What the task requires:
Check each line of the listing for the word "máxima" and give only the number of lines that have it.

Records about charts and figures
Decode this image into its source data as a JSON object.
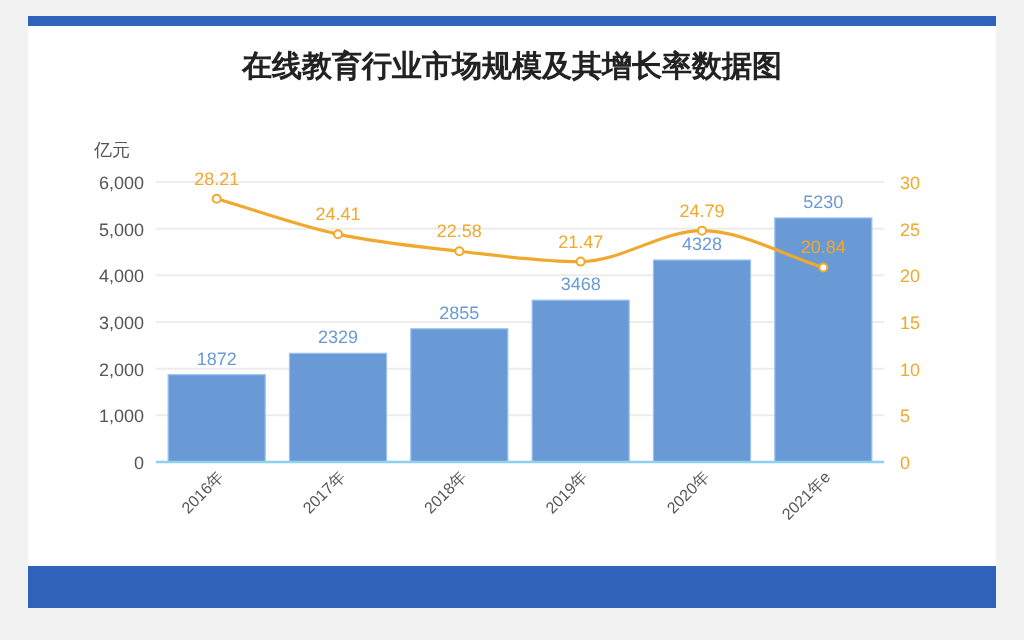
{
  "chart_data": {
    "type": "bar",
    "title": "在线教育行业市场规模及其增长率数据图",
    "ylabel": "亿元",
    "categories": [
      "2016年",
      "2017年",
      "2018年",
      "2019年",
      "2020年",
      "2021年e"
    ],
    "series": [
      {
        "color": "#6a9ad6",
        "values": [
          1872,
          2329,
          2855,
          3468,
          4328,
          5230
        ]
      },
      {
        "type": "line",
        "axis": "y2",
        "color": "#f0a92c",
        "values": [
          28.21,
          24.41,
          22.58,
          21.47,
          24.79,
          20.84
        ]
      }
    ],
    "ylim": [
      0,
      6000
    ],
    "yticks": [
      0,
      {
        "value": 1000,
        "label": "1,000"
      },
      {
        "value": 2000,
        "label": "2,000"
      },
      {
        "value": 3000,
        "label": "3,000"
      },
      {
        "value": 4000,
        "label": "4,000"
      },
      {
        "value": 5000,
        "label": "5,000"
      },
      {
        "value": 6000,
        "label": "6,000"
      }
    ],
    "y2lim": [
      0,
      30
    ],
    "y2ticks": [
      0,
      5,
      10,
      15,
      20,
      25,
      30
    ],
    "grid": "y",
    "marker": "circle",
    "data_labels": true
  }
}
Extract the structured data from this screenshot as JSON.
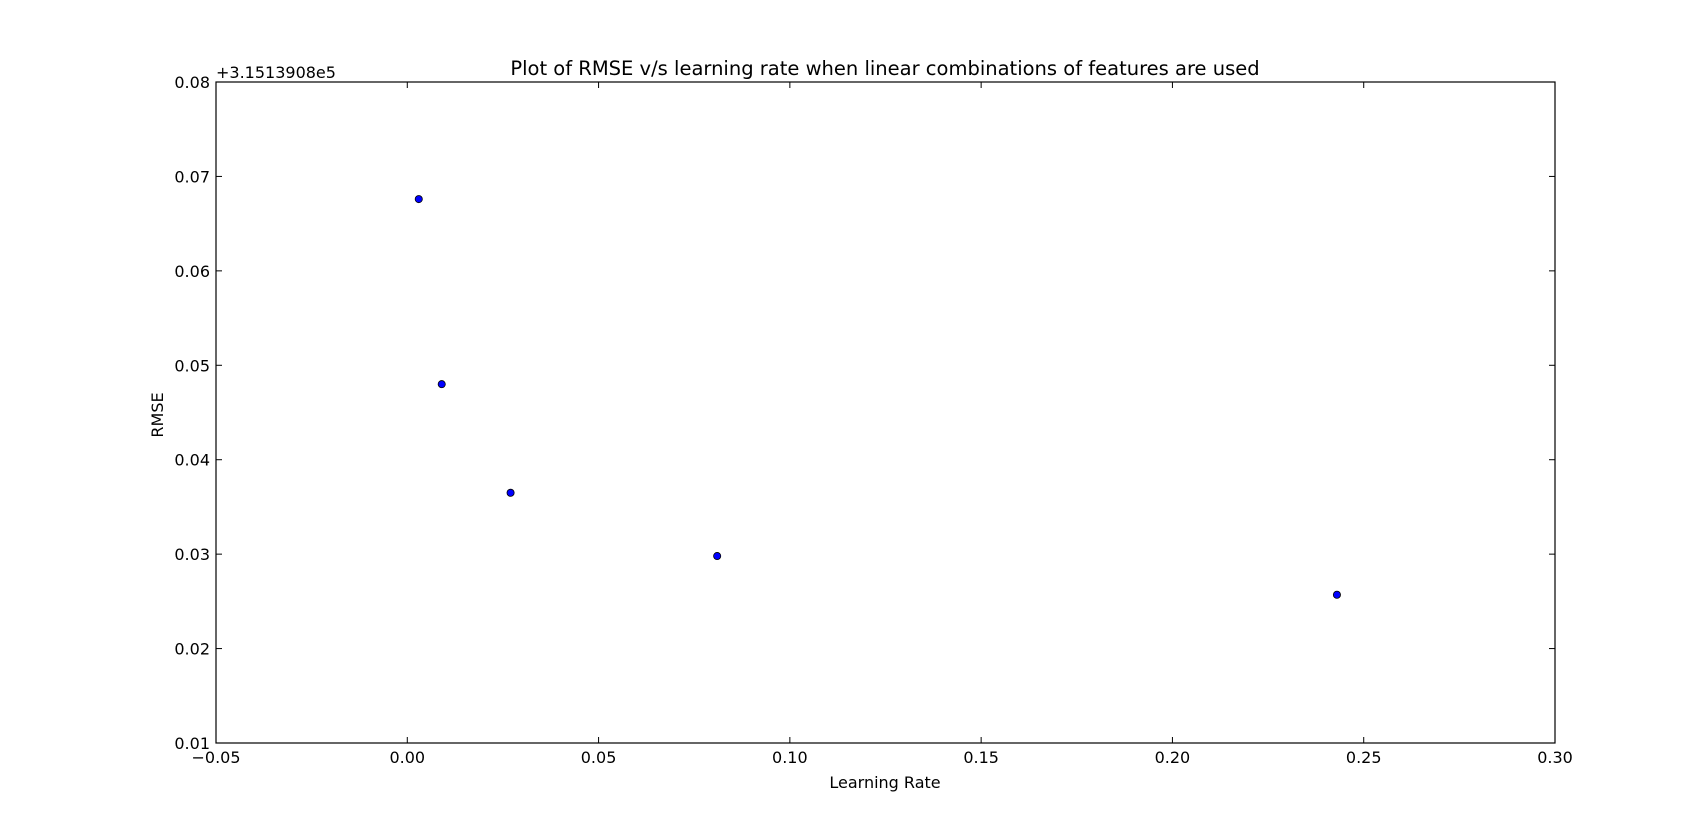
{
  "chart_data": {
    "type": "scatter",
    "title": "Plot of RMSE v/s learning rate when linear combinations of features are used",
    "xlabel": "Learning Rate",
    "ylabel": "RMSE",
    "y_offset_label": "+3.1513908e5",
    "xlim": [
      -0.05,
      0.3
    ],
    "ylim": [
      0.01,
      0.08
    ],
    "x_ticks": [
      -0.05,
      0.0,
      0.05,
      0.1,
      0.15,
      0.2,
      0.25,
      0.3
    ],
    "x_tick_labels": [
      "−0.05",
      "0.00",
      "0.05",
      "0.10",
      "0.15",
      "0.20",
      "0.25",
      "0.30"
    ],
    "y_ticks": [
      0.01,
      0.02,
      0.03,
      0.04,
      0.05,
      0.06,
      0.07,
      0.08
    ],
    "y_tick_labels": [
      "0.01",
      "0.02",
      "0.03",
      "0.04",
      "0.05",
      "0.06",
      "0.07",
      "0.08"
    ],
    "grid": false,
    "marker_color": "#0000ff",
    "points": [
      {
        "x": 0.003,
        "y": 0.0676
      },
      {
        "x": 0.009,
        "y": 0.048
      },
      {
        "x": 0.027,
        "y": 0.0365
      },
      {
        "x": 0.081,
        "y": 0.0298
      },
      {
        "x": 0.243,
        "y": 0.0257
      }
    ]
  }
}
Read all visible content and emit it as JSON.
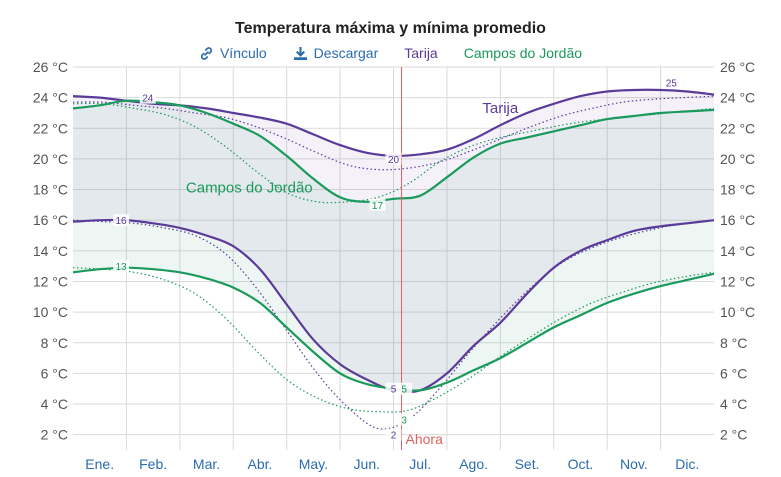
{
  "title": "Temperatura máxima y mínima promedio",
  "toolbar": {
    "link_label": "Vínculo",
    "download_label": "Descargar",
    "legend_tarija": "Tarija",
    "legend_campos": "Campos do Jordão"
  },
  "colors": {
    "tarija": "#5b3b9a",
    "campos": "#1a9a5c",
    "now_line": "#e06060",
    "link": "#2b6cb0",
    "grid": "#d9d9d9"
  },
  "chart_data": {
    "type": "line",
    "title": "Temperatura máxima y mínima promedio",
    "ylim": [
      1,
      26
    ],
    "y_ticks": [
      2,
      4,
      6,
      8,
      10,
      12,
      14,
      16,
      18,
      20,
      22,
      24,
      26
    ],
    "y_tick_labels": [
      "2 °C",
      "4 °C",
      "6 °C",
      "8 °C",
      "10 °C",
      "12 °C",
      "14 °C",
      "16 °C",
      "18 °C",
      "20 °C",
      "22 °C",
      "24 °C",
      "26 °C"
    ],
    "months": [
      "Ene.",
      "Feb.",
      "Mar.",
      "Abr.",
      "May.",
      "Jun.",
      "Jul.",
      "Ago.",
      "Set.",
      "Oct.",
      "Nov.",
      "Dic."
    ],
    "x": [
      0,
      0.5,
      1,
      1.5,
      2,
      2.5,
      3,
      3.5,
      4,
      4.5,
      5,
      5.5,
      6,
      6.5,
      7,
      7.5,
      8,
      8.5,
      9,
      9.5,
      10,
      10.5,
      11,
      11.5,
      12
    ],
    "now_month": 6.15,
    "now_label": "Ahora",
    "series": [
      {
        "name": "Tarija",
        "kind": "max",
        "values": [
          24.1,
          24.0,
          23.8,
          23.6,
          23.5,
          23.3,
          23.0,
          22.7,
          22.3,
          21.6,
          20.9,
          20.4,
          20.2,
          20.3,
          20.6,
          21.3,
          22.2,
          23.0,
          23.6,
          24.1,
          24.4,
          24.5,
          24.5,
          24.4,
          24.2
        ]
      },
      {
        "name": "Tarija",
        "kind": "min",
        "values": [
          15.9,
          16.0,
          16.0,
          15.8,
          15.5,
          15.0,
          14.3,
          12.8,
          10.5,
          8.2,
          6.6,
          5.6,
          4.9,
          4.9,
          6.0,
          7.8,
          9.3,
          11.2,
          12.9,
          14.0,
          14.7,
          15.3,
          15.6,
          15.8,
          16.0
        ]
      },
      {
        "name": "Campos do Jordão",
        "kind": "max",
        "values": [
          23.3,
          23.5,
          23.8,
          23.7,
          23.5,
          23.0,
          22.3,
          21.5,
          20.2,
          18.7,
          17.5,
          17.2,
          17.4,
          17.6,
          18.8,
          20.1,
          21.0,
          21.4,
          21.8,
          22.2,
          22.6,
          22.8,
          23.0,
          23.1,
          23.2
        ]
      },
      {
        "name": "Campos do Jordão",
        "kind": "min",
        "values": [
          12.6,
          12.8,
          12.9,
          12.8,
          12.6,
          12.2,
          11.6,
          10.6,
          9.0,
          7.4,
          6.0,
          5.3,
          5.0,
          4.9,
          5.4,
          6.2,
          7.0,
          8.0,
          9.0,
          9.8,
          10.6,
          11.2,
          11.7,
          12.1,
          12.5
        ]
      }
    ],
    "dotted_series": [
      {
        "name": "Tarija",
        "kind": "max",
        "values": [
          23.7,
          23.7,
          23.5,
          23.3,
          23.0,
          22.7,
          22.1,
          21.3,
          20.4,
          19.6,
          19.3,
          19.4,
          19.8,
          20.5,
          21.3,
          22.1,
          22.8,
          23.3,
          23.7,
          23.9,
          24.0,
          24.1
        ]
      },
      {
        "name": "Tarija",
        "kind": "min",
        "values": [
          16.0,
          15.9,
          15.8,
          15.5,
          15.0,
          13.8,
          11.6,
          8.8,
          6.0,
          3.8,
          2.4,
          3.0,
          5.0,
          7.4,
          9.6,
          11.6,
          13.2,
          14.2,
          14.9,
          15.4,
          15.8,
          16.0
        ]
      },
      {
        "name": "Campos do Jordão",
        "kind": "max",
        "values": [
          23.6,
          23.6,
          23.3,
          22.9,
          22.1,
          20.8,
          19.2,
          17.8,
          17.2,
          17.2,
          17.5,
          18.4,
          19.8,
          20.8,
          21.4,
          21.8,
          22.2,
          22.5,
          22.7,
          22.9,
          23.1,
          23.3
        ]
      },
      {
        "name": "Campos do Jordão",
        "kind": "min",
        "values": [
          12.9,
          12.8,
          12.6,
          12.1,
          11.2,
          9.6,
          7.5,
          5.6,
          4.4,
          3.7,
          3.5,
          3.6,
          4.5,
          5.7,
          7.1,
          8.4,
          9.6,
          10.6,
          11.3,
          11.9,
          12.3,
          12.6
        ]
      }
    ],
    "point_labels": [
      {
        "series": "Tarija",
        "kind": "max",
        "x": 1.4,
        "y": 24,
        "text": "24"
      },
      {
        "series": "Tarija",
        "kind": "max",
        "x": 6.0,
        "y": 20,
        "text": "20"
      },
      {
        "series": "Tarija",
        "kind": "max",
        "x": 11.2,
        "y": 25,
        "text": "25"
      },
      {
        "series": "Tarija",
        "kind": "min",
        "x": 0.9,
        "y": 16,
        "text": "16"
      },
      {
        "series": "Tarija",
        "kind": "min",
        "x": 6.0,
        "y": 5,
        "text": "5"
      },
      {
        "series": "Tarija",
        "kind": "min",
        "x": 6.0,
        "y": 2,
        "text": "2"
      },
      {
        "series": "Campos do Jordão",
        "kind": "max",
        "x": 5.7,
        "y": 17,
        "text": "17"
      },
      {
        "series": "Campos do Jordão",
        "kind": "min",
        "x": 0.9,
        "y": 13,
        "text": "13"
      },
      {
        "series": "Campos do Jordão",
        "kind": "min",
        "x": 6.2,
        "y": 5,
        "text": "5"
      },
      {
        "series": "Campos do Jordão",
        "kind": "min",
        "x": 6.2,
        "y": 3,
        "text": "3"
      }
    ],
    "series_labels": [
      {
        "text": "Tarija",
        "series": "Tarija"
      },
      {
        "text": "Campos do Jordão",
        "series": "Campos do Jordão"
      }
    ]
  }
}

Written reply:
2